◆ **TASK DATA**
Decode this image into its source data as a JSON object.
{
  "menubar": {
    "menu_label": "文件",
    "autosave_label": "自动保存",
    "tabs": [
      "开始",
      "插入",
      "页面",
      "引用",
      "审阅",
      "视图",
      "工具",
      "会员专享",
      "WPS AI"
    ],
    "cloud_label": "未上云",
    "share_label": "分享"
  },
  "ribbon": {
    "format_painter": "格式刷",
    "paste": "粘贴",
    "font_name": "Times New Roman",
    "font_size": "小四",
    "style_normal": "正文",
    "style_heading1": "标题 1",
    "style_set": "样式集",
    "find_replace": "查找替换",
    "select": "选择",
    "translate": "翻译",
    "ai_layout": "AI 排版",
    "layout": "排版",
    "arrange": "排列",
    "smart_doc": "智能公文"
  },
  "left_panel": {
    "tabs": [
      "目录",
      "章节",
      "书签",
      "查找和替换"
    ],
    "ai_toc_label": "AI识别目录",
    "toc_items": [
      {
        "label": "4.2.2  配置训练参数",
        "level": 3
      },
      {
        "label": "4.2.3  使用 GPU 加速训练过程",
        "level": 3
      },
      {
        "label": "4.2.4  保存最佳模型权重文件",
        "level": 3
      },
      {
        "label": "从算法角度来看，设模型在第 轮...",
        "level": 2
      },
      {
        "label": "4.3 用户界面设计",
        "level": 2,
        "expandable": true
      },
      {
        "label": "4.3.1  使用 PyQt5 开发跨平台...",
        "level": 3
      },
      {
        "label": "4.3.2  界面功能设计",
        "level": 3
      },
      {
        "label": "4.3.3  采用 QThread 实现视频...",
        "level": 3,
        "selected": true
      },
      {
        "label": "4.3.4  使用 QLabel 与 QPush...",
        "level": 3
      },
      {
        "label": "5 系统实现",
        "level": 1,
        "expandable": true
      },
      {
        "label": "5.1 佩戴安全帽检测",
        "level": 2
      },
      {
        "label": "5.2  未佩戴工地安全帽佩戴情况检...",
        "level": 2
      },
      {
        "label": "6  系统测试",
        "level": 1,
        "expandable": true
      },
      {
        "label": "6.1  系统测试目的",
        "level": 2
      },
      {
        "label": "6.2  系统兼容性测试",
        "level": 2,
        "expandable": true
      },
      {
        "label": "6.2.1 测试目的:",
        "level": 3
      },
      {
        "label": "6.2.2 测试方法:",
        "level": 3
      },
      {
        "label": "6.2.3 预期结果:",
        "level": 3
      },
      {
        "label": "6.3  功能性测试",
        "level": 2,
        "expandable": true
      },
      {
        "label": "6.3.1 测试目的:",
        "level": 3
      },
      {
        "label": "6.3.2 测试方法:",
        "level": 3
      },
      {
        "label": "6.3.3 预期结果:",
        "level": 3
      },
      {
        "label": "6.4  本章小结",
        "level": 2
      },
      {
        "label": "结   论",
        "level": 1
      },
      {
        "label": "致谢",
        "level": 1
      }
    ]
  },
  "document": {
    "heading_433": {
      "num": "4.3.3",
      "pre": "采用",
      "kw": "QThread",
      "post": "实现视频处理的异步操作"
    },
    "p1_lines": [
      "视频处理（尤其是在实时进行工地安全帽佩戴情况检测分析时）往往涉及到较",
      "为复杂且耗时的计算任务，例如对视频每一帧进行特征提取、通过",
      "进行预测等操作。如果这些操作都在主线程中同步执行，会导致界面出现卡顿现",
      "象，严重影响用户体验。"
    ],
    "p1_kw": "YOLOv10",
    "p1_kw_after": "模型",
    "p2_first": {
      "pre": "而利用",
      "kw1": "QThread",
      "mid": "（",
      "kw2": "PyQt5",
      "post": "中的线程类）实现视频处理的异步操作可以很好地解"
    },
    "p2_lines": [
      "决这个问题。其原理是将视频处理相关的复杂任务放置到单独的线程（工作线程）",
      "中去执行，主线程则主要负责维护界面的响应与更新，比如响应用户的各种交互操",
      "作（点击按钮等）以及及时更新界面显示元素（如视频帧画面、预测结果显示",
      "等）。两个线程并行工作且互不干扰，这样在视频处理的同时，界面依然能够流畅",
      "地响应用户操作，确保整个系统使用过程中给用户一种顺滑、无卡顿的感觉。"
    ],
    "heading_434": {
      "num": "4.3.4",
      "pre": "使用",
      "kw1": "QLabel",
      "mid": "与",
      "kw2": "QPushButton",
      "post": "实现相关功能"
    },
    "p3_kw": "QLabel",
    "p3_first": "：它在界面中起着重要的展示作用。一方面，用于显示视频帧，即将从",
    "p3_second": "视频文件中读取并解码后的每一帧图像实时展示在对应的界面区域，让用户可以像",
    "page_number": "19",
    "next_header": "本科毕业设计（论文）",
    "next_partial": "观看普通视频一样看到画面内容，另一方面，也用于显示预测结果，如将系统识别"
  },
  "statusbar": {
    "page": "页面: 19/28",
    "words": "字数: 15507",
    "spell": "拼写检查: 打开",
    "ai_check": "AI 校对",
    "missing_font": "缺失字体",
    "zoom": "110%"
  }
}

◆ **WHAT IS NEEDED**
Provide an exact reproduction of all the entries shown above.

◆ **TASK RESPONSE**
Decode this image into its source data as a JSON object.
{
  "menubar": {
    "menu_label": "文件",
    "autosave_label": "自动保存",
    "tabs": [
      "开始",
      "插入",
      "页面",
      "引用",
      "审阅",
      "视图",
      "工具",
      "会员专享",
      "WPS AI"
    ],
    "cloud_label": "未上云",
    "share_label": "分享"
  },
  "ribbon": {
    "format_painter": "格式刷",
    "paste": "粘贴",
    "font_name": "Times New Roman",
    "font_size": "小四",
    "style_normal": "正文",
    "style_heading1": "标题 1",
    "style_set": "样式集",
    "find_replace": "查找替换",
    "select": "选择",
    "translate": "翻译",
    "ai_layout": "AI 排版",
    "layout": "排版",
    "arrange": "排列",
    "smart_doc": "智能公文"
  },
  "left_panel": {
    "tabs": [
      "目录",
      "章节",
      "书签",
      "查找和替换"
    ],
    "ai_toc_label": "AI识别目录",
    "toc_items": [
      {
        "label": "4.2.2  配置训练参数",
        "level": 3
      },
      {
        "label": "4.2.3  使用 GPU 加速训练过程",
        "level": 3
      },
      {
        "label": "4.2.4  保存最佳模型权重文件",
        "level": 3
      },
      {
        "label": "从算法角度来看，设模型在第 轮...",
        "level": 2
      },
      {
        "label": "4.3 用户界面设计",
        "level": 2,
        "expandable": true
      },
      {
        "label": "4.3.1  使用 PyQt5 开发跨平台...",
        "level": 3
      },
      {
        "label": "4.3.2  界面功能设计",
        "level": 3
      },
      {
        "label": "4.3.3  采用 QThread 实现视频...",
        "level": 3,
        "selected": true
      },
      {
        "label": "4.3.4  使用 QLabel 与 QPush...",
        "level": 3
      },
      {
        "label": "5 系统实现",
        "level": 1,
        "expandable": true
      },
      {
        "label": "5.1 佩戴安全帽检测",
        "level": 2
      },
      {
        "label": "5.2  未佩戴工地安全帽佩戴情况检...",
        "level": 2
      },
      {
        "label": "6  系统测试",
        "level": 1,
        "expandable": true
      },
      {
        "label": "6.1  系统测试目的",
        "level": 2
      },
      {
        "label": "6.2  系统兼容性测试",
        "level": 2,
        "expandable": true
      },
      {
        "label": "6.2.1 测试目的:",
        "level": 3
      },
      {
        "label": "6.2.2 测试方法:",
        "level": 3
      },
      {
        "label": "6.2.3 预期结果:",
        "level": 3
      },
      {
        "label": "6.3  功能性测试",
        "level": 2,
        "expandable": true
      },
      {
        "label": "6.3.1 测试目的:",
        "level": 3
      },
      {
        "label": "6.3.2 测试方法:",
        "level": 3
      },
      {
        "label": "6.3.3 预期结果:",
        "level": 3
      },
      {
        "label": "6.4  本章小结",
        "level": 2
      },
      {
        "label": "结   论",
        "level": 1
      },
      {
        "label": "致谢",
        "level": 1
      }
    ]
  },
  "document": {
    "heading_433": {
      "num": "4.3.3",
      "pre": "采用",
      "kw": "QThread",
      "post": "实现视频处理的异步操作"
    },
    "p1_lines": [
      "视频处理（尤其是在实时进行工地安全帽佩戴情况检测分析时）往往涉及到较",
      "为复杂且耗时的计算任务，例如对视频每一帧进行特征提取、通过",
      "进行预测等操作。如果这些操作都在主线程中同步执行，会导致界面出现卡顿现",
      "象，严重影响用户体验。"
    ],
    "p1_kw": "YOLOv10",
    "p1_kw_after": "模型",
    "p2_first": {
      "pre": "而利用",
      "kw1": "QThread",
      "mid": "（",
      "kw2": "PyQt5",
      "post": "中的线程类）实现视频处理的异步操作可以很好地解"
    },
    "p2_lines": [
      "决这个问题。其原理是将视频处理相关的复杂任务放置到单独的线程（工作线程）",
      "中去执行，主线程则主要负责维护界面的响应与更新，比如响应用户的各种交互操",
      "作（点击按钮等）以及及时更新界面显示元素（如视频帧画面、预测结果显示",
      "等）。两个线程并行工作且互不干扰，这样在视频处理的同时，界面依然能够流畅",
      "地响应用户操作，确保整个系统使用过程中给用户一种顺滑、无卡顿的感觉。"
    ],
    "heading_434": {
      "num": "4.3.4",
      "pre": "使用",
      "kw1": "QLabel",
      "mid": "与",
      "kw2": "QPushButton",
      "post": "实现相关功能"
    },
    "p3_kw": "QLabel",
    "p3_first": "：它在界面中起着重要的展示作用。一方面，用于显示视频帧，即将从",
    "p3_second": "视频文件中读取并解码后的每一帧图像实时展示在对应的界面区域，让用户可以像",
    "page_number": "19",
    "next_header": "本科毕业设计（论文）",
    "next_partial": "观看普通视频一样看到画面内容，另一方面，也用于显示预测结果，如将系统识别"
  },
  "statusbar": {
    "page": "页面: 19/28",
    "words": "字数: 15507",
    "spell": "拼写检查: 打开",
    "ai_check": "AI 校对",
    "missing_font": "缺失字体",
    "zoom": "110%"
  }
}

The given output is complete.